— TASK OBJECTIVE —
Your task is to filter the entries and copy every line containing the string "Division".

[[ ENTRIES SUPPLIED, beginning ]]

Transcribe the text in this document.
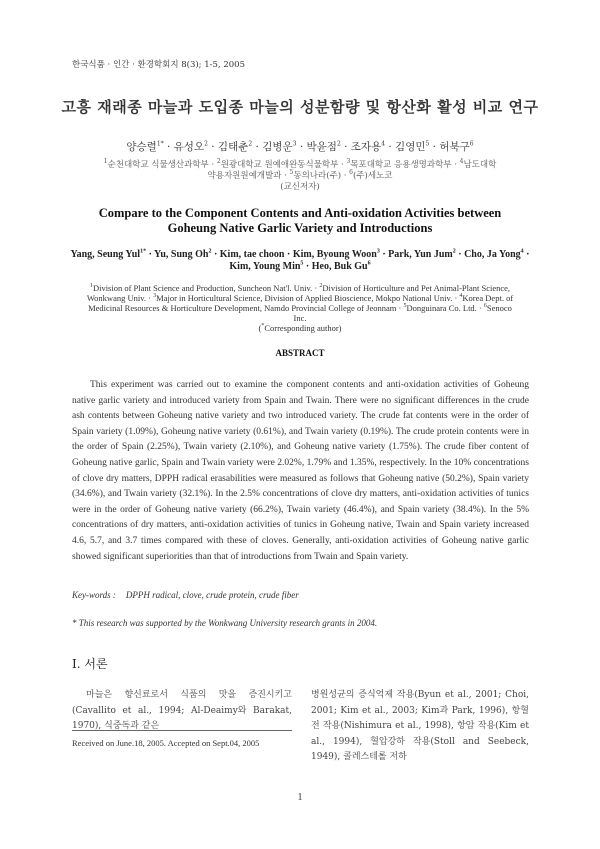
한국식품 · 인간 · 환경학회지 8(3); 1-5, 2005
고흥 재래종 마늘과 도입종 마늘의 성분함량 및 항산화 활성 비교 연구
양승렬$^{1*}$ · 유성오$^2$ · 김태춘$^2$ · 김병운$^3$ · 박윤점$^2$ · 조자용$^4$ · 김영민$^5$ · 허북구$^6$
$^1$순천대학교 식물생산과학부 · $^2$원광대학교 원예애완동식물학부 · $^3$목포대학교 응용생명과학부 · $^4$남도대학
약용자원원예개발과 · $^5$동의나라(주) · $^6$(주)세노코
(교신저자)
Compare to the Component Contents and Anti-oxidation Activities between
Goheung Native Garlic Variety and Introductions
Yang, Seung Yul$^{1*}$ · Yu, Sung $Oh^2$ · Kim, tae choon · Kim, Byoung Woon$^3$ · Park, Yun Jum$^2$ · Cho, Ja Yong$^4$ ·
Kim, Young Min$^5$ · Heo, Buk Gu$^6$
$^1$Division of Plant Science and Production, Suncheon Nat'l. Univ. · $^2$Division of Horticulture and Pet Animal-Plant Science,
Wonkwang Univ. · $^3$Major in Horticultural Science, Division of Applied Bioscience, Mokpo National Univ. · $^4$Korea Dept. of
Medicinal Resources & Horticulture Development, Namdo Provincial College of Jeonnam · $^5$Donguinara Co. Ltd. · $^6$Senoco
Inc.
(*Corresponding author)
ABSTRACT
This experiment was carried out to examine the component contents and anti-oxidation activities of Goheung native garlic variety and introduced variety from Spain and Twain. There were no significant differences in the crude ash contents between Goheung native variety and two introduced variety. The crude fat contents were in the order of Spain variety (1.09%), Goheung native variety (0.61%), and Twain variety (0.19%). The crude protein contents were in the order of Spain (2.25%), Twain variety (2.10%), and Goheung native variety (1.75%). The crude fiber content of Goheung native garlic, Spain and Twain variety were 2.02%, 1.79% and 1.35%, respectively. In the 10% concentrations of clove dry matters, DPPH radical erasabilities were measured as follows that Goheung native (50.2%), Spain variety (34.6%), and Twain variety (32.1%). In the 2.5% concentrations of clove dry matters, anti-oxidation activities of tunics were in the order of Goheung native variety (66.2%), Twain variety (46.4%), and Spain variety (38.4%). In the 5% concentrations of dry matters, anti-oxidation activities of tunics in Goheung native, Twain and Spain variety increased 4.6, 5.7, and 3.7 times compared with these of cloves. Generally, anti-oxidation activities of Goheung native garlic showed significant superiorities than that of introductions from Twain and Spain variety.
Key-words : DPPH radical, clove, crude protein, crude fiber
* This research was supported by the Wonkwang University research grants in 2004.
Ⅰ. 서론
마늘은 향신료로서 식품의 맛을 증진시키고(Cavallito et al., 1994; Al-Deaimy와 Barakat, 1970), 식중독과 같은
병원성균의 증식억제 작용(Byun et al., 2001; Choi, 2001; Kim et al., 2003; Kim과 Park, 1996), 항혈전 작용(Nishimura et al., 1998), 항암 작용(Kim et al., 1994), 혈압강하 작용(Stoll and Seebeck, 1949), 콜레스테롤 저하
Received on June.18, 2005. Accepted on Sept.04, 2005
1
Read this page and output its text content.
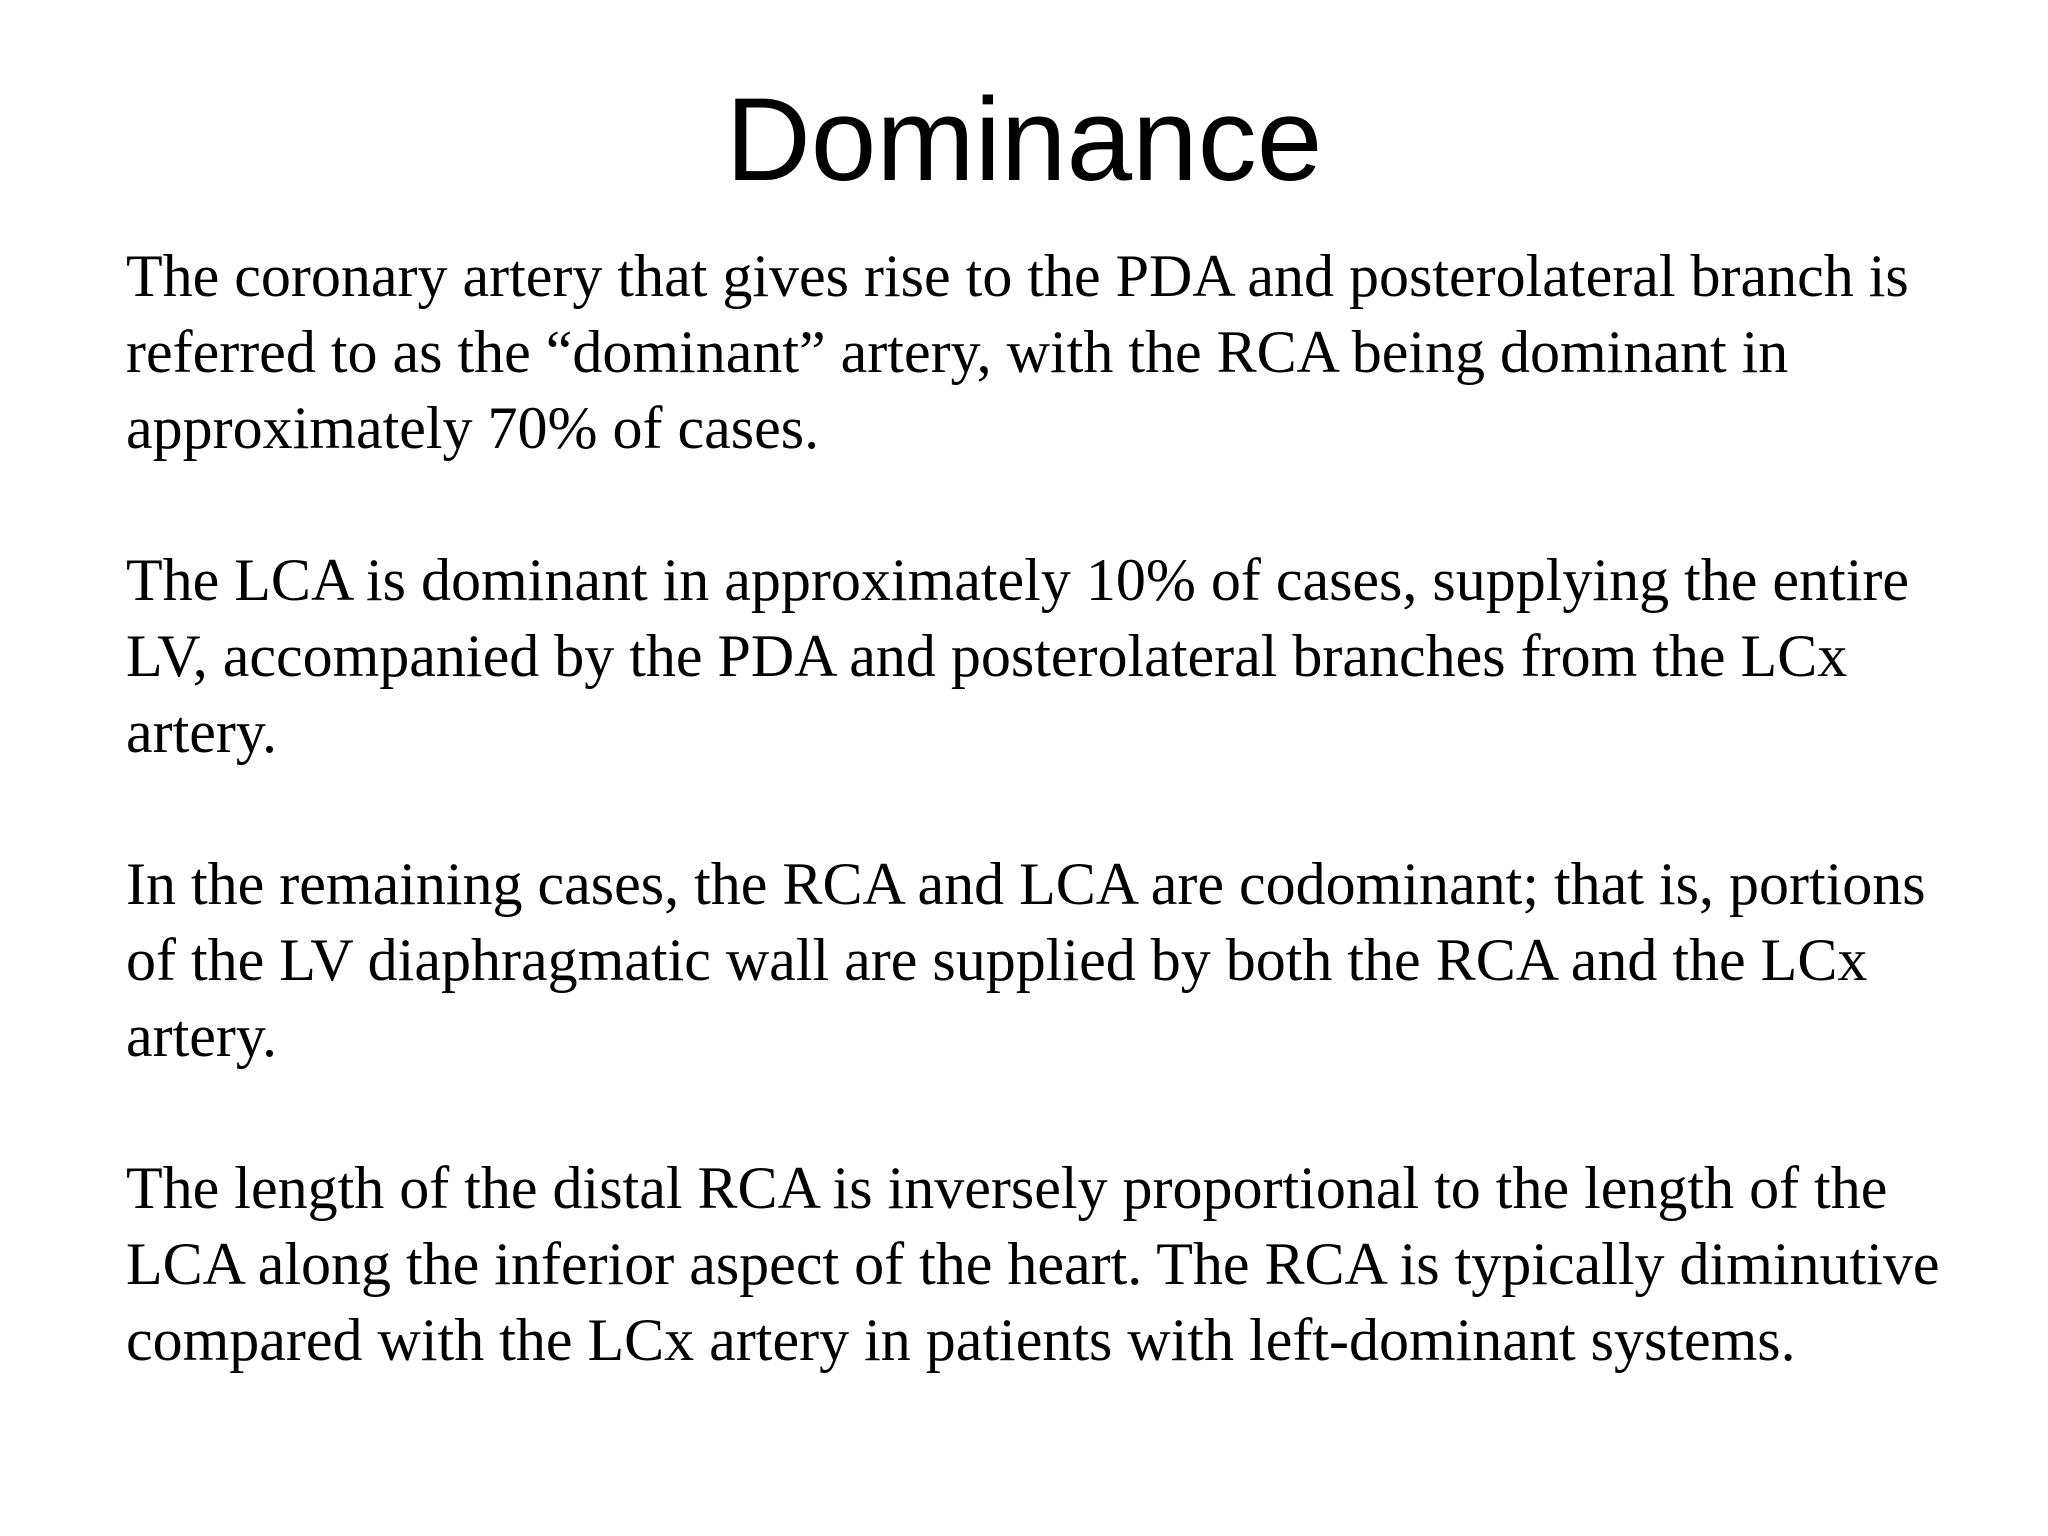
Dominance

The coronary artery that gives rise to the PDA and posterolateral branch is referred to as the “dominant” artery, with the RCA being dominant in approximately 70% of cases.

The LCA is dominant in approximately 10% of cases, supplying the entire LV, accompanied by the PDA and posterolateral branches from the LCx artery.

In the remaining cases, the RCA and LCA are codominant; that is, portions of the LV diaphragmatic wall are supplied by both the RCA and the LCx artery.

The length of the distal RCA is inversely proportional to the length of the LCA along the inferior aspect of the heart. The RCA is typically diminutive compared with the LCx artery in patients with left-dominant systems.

[[ ENTRIES SUPPLIED, end ]]

— WRITTEN SOLUTION —
$^1$Division of Plant Science and Production, Suncheon Nat'l. Univ. · $^2$Division of Horticulture and Pet Animal-Plant Science,
Wonkwang Univ. · $^3$Major in Horticultural Science, Division of Applied Bioscience, Mokpo National Univ. · $^4$Korea Dept. of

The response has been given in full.